(Records)
□ □ □ □ □

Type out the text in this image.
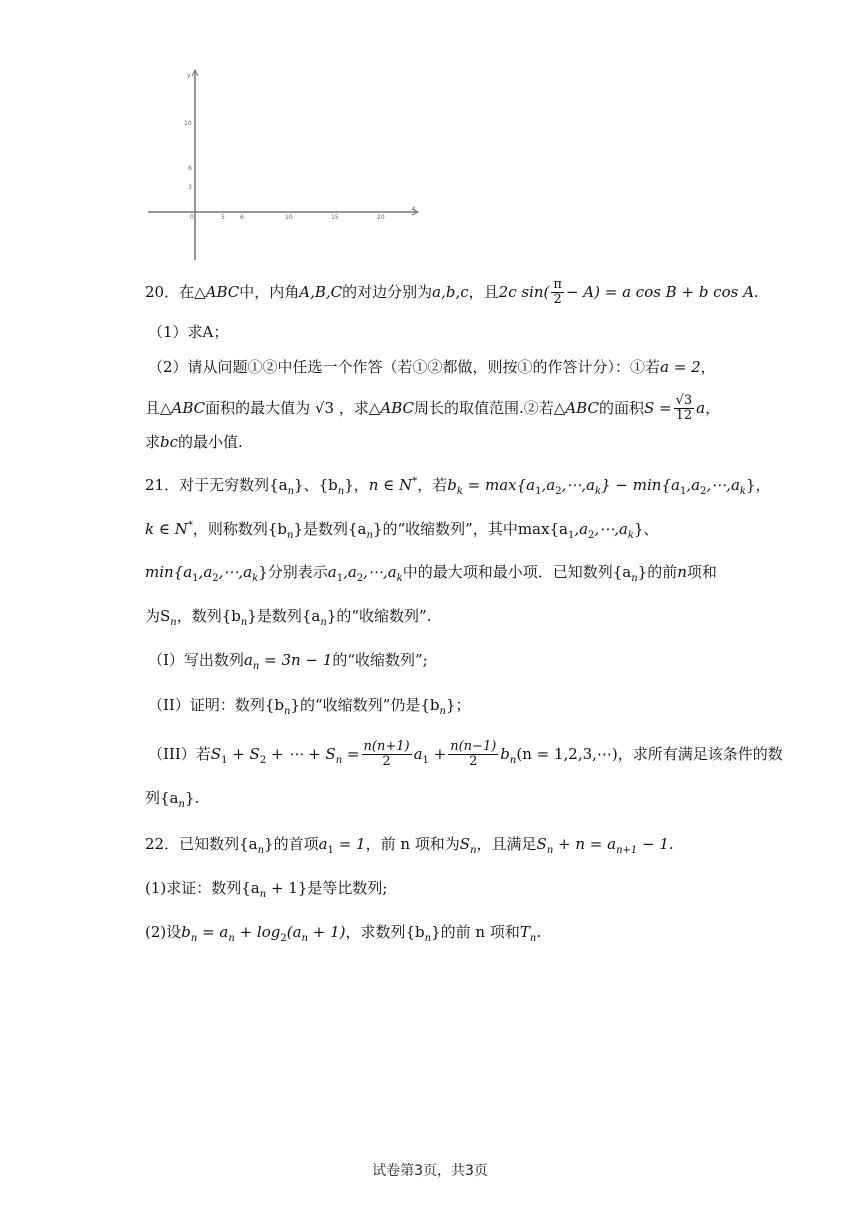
x
y
0	5	6	10	15	20
10
6
3
20．在△ABC中，内角A,B,C的对边分别为a,b,c，且2c $\sin( \frac{\pi}{2} - A) = a$ cos B + b cos A.
（1）求A；
（2）请从问题①②中任选一个作答（若①②都做，则按①的作答计分）：①若a = 2，
且△ABC面积的最大值为 √3 ，求△ABC周长的取值范围.②若△ABC的面积$S = \frac{√3}{12}$ a，
求bc的最小值.
21．对于无穷数列$\{a_n\}$、$\{b_n\}$，n ∈ N*，若$b_k$ = $\max\{a_1,a_2,\cdots,a_k\}$ − $\min\{a_1,a_2,\cdots,a_k\}$，
k ∈ N*，则称数列$\{b_n\}$是数列$\{a_n\}$的“收缩数列”，其中$\max\{a_1,a_2,\cdots,a_k\}$、
$\min\{a_1,a_2,\cdots,a_k\}$分别表示$a_1,a_2,\cdots,a_k$中的最大项和最小项．已知数列$\{a_n\}$的前n项和
为$S_n$，数列$\{b_n\}$是数列$\{a_n\}$的“收缩数列”.
（I）写出数列$a_n = 3n - 1$的“收缩数列”;
（II）证明：数列$\{b_n\}$的“收缩数列”仍是$\{b_n\}$；
（III）若$S_1 + S_2$ + ⋯ + $S_n = \frac{n(n+1)}{2} a_1 + \frac{n(n-1)}{2} b_n(n$ = 1,2,3,⋯)，求所有满足该条件的数
列$\{a_n\}$.
22．已知数列$\{a_n\}$的首项$a_1 = 1$，前 n 项和为$S_n$，且满足$S_n + n = a_{n+1} - 1$.
(1)求证：数列$\{a_n + 1\}$是等比数列;
(2)设$b_n = a_n + \log_2(a_n + 1)$，求数列$\{b_n\}$的前 n 项和$T_n$.
试卷第3页，共3页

□ □ □ □ □

Copy out all lines where the word "cdots" appears.

REPLY:
21．对于无穷数列$\{a_n\}$、$\{b_n\}$，n ∈ N*，若$b_k$ = $\max\{a_1,a_2,\cdots,a_k\}$ − $\min\{a_1,a_2,\cdots,a_k\}$，
k ∈ N*，则称数列$\{b_n\}$是数列$\{a_n\}$的“收缩数列”，其中$\max\{a_1,a_2,\cdots,a_k\}$、
$\min\{a_1,a_2,\cdots,a_k\}$分别表示$a_1,a_2,\cdots,a_k$中的最大项和最小项．已知数列$\{a_n\}$的前n项和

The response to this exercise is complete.